<<<<

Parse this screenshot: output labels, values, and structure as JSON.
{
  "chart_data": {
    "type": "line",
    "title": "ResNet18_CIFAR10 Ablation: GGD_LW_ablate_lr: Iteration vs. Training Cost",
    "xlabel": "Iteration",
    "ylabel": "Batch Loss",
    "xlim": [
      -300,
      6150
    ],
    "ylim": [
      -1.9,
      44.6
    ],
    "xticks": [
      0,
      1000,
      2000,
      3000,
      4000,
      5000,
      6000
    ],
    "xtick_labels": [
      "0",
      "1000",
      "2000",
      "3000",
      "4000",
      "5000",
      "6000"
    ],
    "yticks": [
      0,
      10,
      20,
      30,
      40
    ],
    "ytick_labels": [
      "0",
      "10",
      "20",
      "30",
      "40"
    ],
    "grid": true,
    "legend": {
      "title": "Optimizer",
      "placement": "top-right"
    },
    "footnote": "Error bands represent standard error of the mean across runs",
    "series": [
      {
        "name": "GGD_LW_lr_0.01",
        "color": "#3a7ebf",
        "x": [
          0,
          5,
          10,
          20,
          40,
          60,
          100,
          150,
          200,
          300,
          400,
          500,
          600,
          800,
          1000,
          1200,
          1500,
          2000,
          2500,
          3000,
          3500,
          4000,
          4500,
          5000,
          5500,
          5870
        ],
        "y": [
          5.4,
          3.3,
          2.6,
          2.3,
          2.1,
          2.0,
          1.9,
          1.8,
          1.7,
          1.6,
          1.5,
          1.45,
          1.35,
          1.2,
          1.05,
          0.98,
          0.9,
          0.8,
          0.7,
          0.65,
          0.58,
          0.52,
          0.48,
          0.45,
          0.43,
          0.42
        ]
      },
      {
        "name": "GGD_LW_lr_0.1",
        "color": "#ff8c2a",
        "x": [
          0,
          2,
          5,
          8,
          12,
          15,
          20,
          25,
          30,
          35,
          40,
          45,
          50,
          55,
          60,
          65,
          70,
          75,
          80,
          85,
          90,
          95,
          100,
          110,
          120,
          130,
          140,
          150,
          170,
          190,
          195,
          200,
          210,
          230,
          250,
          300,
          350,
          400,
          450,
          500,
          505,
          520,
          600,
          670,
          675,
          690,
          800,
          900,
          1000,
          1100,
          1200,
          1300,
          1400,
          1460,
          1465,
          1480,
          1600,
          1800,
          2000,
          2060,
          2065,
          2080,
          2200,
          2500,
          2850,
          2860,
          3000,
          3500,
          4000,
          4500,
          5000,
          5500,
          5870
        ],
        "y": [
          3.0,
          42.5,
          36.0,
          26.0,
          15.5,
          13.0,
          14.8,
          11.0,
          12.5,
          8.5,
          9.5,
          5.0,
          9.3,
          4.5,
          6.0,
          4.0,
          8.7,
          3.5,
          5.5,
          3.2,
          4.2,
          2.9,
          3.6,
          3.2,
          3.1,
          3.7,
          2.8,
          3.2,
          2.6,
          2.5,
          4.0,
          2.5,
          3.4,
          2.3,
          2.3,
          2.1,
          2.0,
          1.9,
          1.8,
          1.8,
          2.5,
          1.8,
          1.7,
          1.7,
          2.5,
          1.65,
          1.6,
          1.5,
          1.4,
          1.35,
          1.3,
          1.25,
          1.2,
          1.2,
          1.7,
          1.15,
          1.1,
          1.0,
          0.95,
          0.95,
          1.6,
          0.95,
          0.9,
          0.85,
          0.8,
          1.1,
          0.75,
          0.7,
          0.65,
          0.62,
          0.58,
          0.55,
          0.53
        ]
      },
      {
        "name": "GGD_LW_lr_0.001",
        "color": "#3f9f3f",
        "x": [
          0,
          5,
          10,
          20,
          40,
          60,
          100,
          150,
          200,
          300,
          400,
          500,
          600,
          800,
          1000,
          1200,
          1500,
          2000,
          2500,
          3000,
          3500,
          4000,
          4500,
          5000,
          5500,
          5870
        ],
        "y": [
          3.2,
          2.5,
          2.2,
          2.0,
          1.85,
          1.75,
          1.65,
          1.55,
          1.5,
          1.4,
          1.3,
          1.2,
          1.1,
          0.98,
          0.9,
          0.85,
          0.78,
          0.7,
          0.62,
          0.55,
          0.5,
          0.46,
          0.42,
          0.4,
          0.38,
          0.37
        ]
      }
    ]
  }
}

>>>>

__Requirements__: Repeat the data above exactly.

__Response to this exercise__:
Parse this screenshot: output labels, values, and structure as JSON.
{
  "chart_data": {
    "type": "line",
    "title": "ResNet18_CIFAR10 Ablation: GGD_LW_ablate_lr: Iteration vs. Training Cost",
    "xlabel": "Iteration",
    "ylabel": "Batch Loss",
    "xlim": [
      -300,
      6150
    ],
    "ylim": [
      -1.9,
      44.6
    ],
    "xticks": [
      0,
      1000,
      2000,
      3000,
      4000,
      5000,
      6000
    ],
    "xtick_labels": [
      "0",
      "1000",
      "2000",
      "3000",
      "4000",
      "5000",
      "6000"
    ],
    "yticks": [
      0,
      10,
      20,
      30,
      40
    ],
    "ytick_labels": [
      "0",
      "10",
      "20",
      "30",
      "40"
    ],
    "grid": true,
    "legend": {
      "title": "Optimizer",
      "placement": "top-right"
    },
    "footnote": "Error bands represent standard error of the mean across runs",
    "series": [
      {
        "name": "GGD_LW_lr_0.01",
        "color": "#3a7ebf",
        "x": [
          0,
          5,
          10,
          20,
          40,
          60,
          100,
          150,
          200,
          300,
          400,
          500,
          600,
          800,
          1000,
          1200,
          1500,
          2000,
          2500,
          3000,
          3500,
          4000,
          4500,
          5000,
          5500,
          5870
        ],
        "y": [
          5.4,
          3.3,
          2.6,
          2.3,
          2.1,
          2.0,
          1.9,
          1.8,
          1.7,
          1.6,
          1.5,
          1.45,
          1.35,
          1.2,
          1.05,
          0.98,
          0.9,
          0.8,
          0.7,
          0.65,
          0.58,
          0.52,
          0.48,
          0.45,
          0.43,
          0.42
        ]
      },
      {
        "name": "GGD_LW_lr_0.1",
        "color": "#ff8c2a",
        "x": [
          0,
          2,
          5,
          8,
          12,
          15,
          20,
          25,
          30,
          35,
          40,
          45,
          50,
          55,
          60,
          65,
          70,
          75,
          80,
          85,
          90,
          95,
          100,
          110,
          120,
          130,
          140,
          150,
          170,
          190,
          195,
          200,
          210,
          230,
          250,
          300,
          350,
          400,
          450,
          500,
          505,
          520,
          600,
          670,
          675,
          690,
          800,
          900,
          1000,
          1100,
          1200,
          1300,
          1400,
          1460,
          1465,
          1480,
          1600,
          1800,
          2000,
          2060,
          2065,
          2080,
          2200,
          2500,
          2850,
          2860,
          3000,
          3500,
          4000,
          4500,
          5000,
          5500,
          5870
        ],
        "y": [
          3.0,
          42.5,
          36.0,
          26.0,
          15.5,
          13.0,
          14.8,
          11.0,
          12.5,
          8.5,
          9.5,
          5.0,
          9.3,
          4.5,
          6.0,
          4.0,
          8.7,
          3.5,
          5.5,
          3.2,
          4.2,
          2.9,
          3.6,
          3.2,
          3.1,
          3.7,
          2.8,
          3.2,
          2.6,
          2.5,
          4.0,
          2.5,
          3.4,
          2.3,
          2.3,
          2.1,
          2.0,
          1.9,
          1.8,
          1.8,
          2.5,
          1.8,
          1.7,
          1.7,
          2.5,
          1.65,
          1.6,
          1.5,
          1.4,
          1.35,
          1.3,
          1.25,
          1.2,
          1.2,
          1.7,
          1.15,
          1.1,
          1.0,
          0.95,
          0.95,
          1.6,
          0.95,
          0.9,
          0.85,
          0.8,
          1.1,
          0.75,
          0.7,
          0.65,
          0.62,
          0.58,
          0.55,
          0.53
        ]
      },
      {
        "name": "GGD_LW_lr_0.001",
        "color": "#3f9f3f",
        "x": [
          0,
          5,
          10,
          20,
          40,
          60,
          100,
          150,
          200,
          300,
          400,
          500,
          600,
          800,
          1000,
          1200,
          1500,
          2000,
          2500,
          3000,
          3500,
          4000,
          4500,
          5000,
          5500,
          5870
        ],
        "y": [
          3.2,
          2.5,
          2.2,
          2.0,
          1.85,
          1.75,
          1.65,
          1.55,
          1.5,
          1.4,
          1.3,
          1.2,
          1.1,
          0.98,
          0.9,
          0.85,
          0.78,
          0.7,
          0.62,
          0.55,
          0.5,
          0.46,
          0.42,
          0.4,
          0.38,
          0.37
        ]
      }
    ]
  }
}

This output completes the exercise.